[start]

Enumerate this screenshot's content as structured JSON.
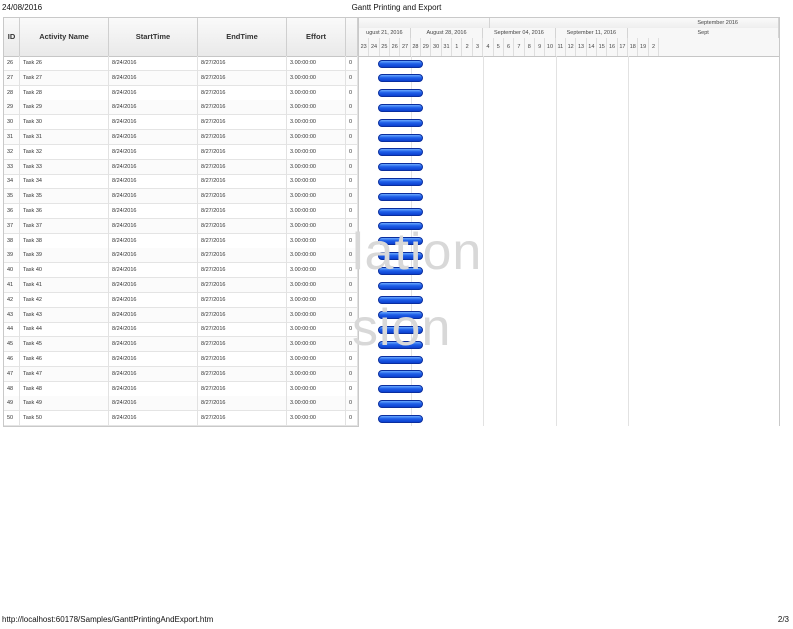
{
  "page": {
    "date": "24/08/2016",
    "title": "Gantt Printing and Export",
    "url": "http://localhost:60178/Samples/GanttPrintingAndExport.htm",
    "page_num": "2/3"
  },
  "grid": {
    "columns": [
      "ID",
      "Activity Name",
      "StartTime",
      "EndTime",
      "Effort",
      ""
    ],
    "rows": [
      {
        "id": "26",
        "name": "Task 26",
        "start": "8/24/2016",
        "end": "8/27/2016",
        "effort": "3.00:00:00",
        "x": "0"
      },
      {
        "id": "27",
        "name": "Task 27",
        "start": "8/24/2016",
        "end": "8/27/2016",
        "effort": "3.00:00:00",
        "x": "0"
      },
      {
        "id": "28",
        "name": "Task 28",
        "start": "8/24/2016",
        "end": "8/27/2016",
        "effort": "3.00:00:00",
        "x": "0"
      },
      {
        "id": "29",
        "name": "Task 29",
        "start": "8/24/2016",
        "end": "8/27/2016",
        "effort": "3.00:00:00",
        "x": "0"
      },
      {
        "id": "30",
        "name": "Task 30",
        "start": "8/24/2016",
        "end": "8/27/2016",
        "effort": "3.00:00:00",
        "x": "0"
      },
      {
        "id": "31",
        "name": "Task 31",
        "start": "8/24/2016",
        "end": "8/27/2016",
        "effort": "3.00:00:00",
        "x": "0"
      },
      {
        "id": "32",
        "name": "Task 32",
        "start": "8/24/2016",
        "end": "8/27/2016",
        "effort": "3.00:00:00",
        "x": "0"
      },
      {
        "id": "33",
        "name": "Task 33",
        "start": "8/24/2016",
        "end": "8/27/2016",
        "effort": "3.00:00:00",
        "x": "0"
      },
      {
        "id": "34",
        "name": "Task 34",
        "start": "8/24/2016",
        "end": "8/27/2016",
        "effort": "3.00:00:00",
        "x": "0"
      },
      {
        "id": "35",
        "name": "Task 35",
        "start": "8/24/2016",
        "end": "8/27/2016",
        "effort": "3.00:00:00",
        "x": "0"
      },
      {
        "id": "36",
        "name": "Task 36",
        "start": "8/24/2016",
        "end": "8/27/2016",
        "effort": "3.00:00:00",
        "x": "0"
      },
      {
        "id": "37",
        "name": "Task 37",
        "start": "8/24/2016",
        "end": "8/27/2016",
        "effort": "3.00:00:00",
        "x": "0"
      },
      {
        "id": "38",
        "name": "Task 38",
        "start": "8/24/2016",
        "end": "8/27/2016",
        "effort": "3.00:00:00",
        "x": "0"
      },
      {
        "id": "39",
        "name": "Task 39",
        "start": "8/24/2016",
        "end": "8/27/2016",
        "effort": "3.00:00:00",
        "x": "0"
      },
      {
        "id": "40",
        "name": "Task 40",
        "start": "8/24/2016",
        "end": "8/27/2016",
        "effort": "3.00:00:00",
        "x": "0"
      },
      {
        "id": "41",
        "name": "Task 41",
        "start": "8/24/2016",
        "end": "8/27/2016",
        "effort": "3.00:00:00",
        "x": "0"
      },
      {
        "id": "42",
        "name": "Task 42",
        "start": "8/24/2016",
        "end": "8/27/2016",
        "effort": "3.00:00:00",
        "x": "0"
      },
      {
        "id": "43",
        "name": "Task 43",
        "start": "8/24/2016",
        "end": "8/27/2016",
        "effort": "3.00:00:00",
        "x": "0"
      },
      {
        "id": "44",
        "name": "Task 44",
        "start": "8/24/2016",
        "end": "8/27/2016",
        "effort": "3.00:00:00",
        "x": "0"
      },
      {
        "id": "45",
        "name": "Task 45",
        "start": "8/24/2016",
        "end": "8/27/2016",
        "effort": "3.00:00:00",
        "x": "0"
      },
      {
        "id": "46",
        "name": "Task 46",
        "start": "8/24/2016",
        "end": "8/27/2016",
        "effort": "3.00:00:00",
        "x": "0"
      },
      {
        "id": "47",
        "name": "Task 47",
        "start": "8/24/2016",
        "end": "8/27/2016",
        "effort": "3.00:00:00",
        "x": "0"
      },
      {
        "id": "48",
        "name": "Task 48",
        "start": "8/24/2016",
        "end": "8/27/2016",
        "effort": "3.00:00:00",
        "x": "0"
      },
      {
        "id": "49",
        "name": "Task 49",
        "start": "8/24/2016",
        "end": "8/27/2016",
        "effort": "3.00:00:00",
        "x": "0"
      },
      {
        "id": "50",
        "name": "Task 50",
        "start": "8/24/2016",
        "end": "8/27/2016",
        "effort": "3.00:00:00",
        "x": "0"
      }
    ]
  },
  "timeline": {
    "month_label": "September 2016",
    "weeks": [
      "ugust 21, 2016",
      "August 28, 2016",
      "September 04, 2016",
      "September 11, 2016",
      "Sept"
    ],
    "days": [
      "23",
      "24",
      "25",
      "26",
      "27",
      "28",
      "29",
      "30",
      "31",
      "1",
      "2",
      "3",
      "4",
      "5",
      "6",
      "7",
      "8",
      "9",
      "10",
      "11",
      "12",
      "13",
      "14",
      "15",
      "16",
      "17",
      "18",
      "19",
      "2"
    ]
  },
  "watermark": {
    "line1": "lation",
    "line2": "sion"
  },
  "colors": {
    "bar_top": "#6aa8ff",
    "bar_bottom": "#0b3fcf"
  }
}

[end]

Exercise task: Which lines contain "September"? Copy each of them out.

Solved exercise:
    "month_label": "September 2016",
      "September 04, 2016",
      "September 11, 2016",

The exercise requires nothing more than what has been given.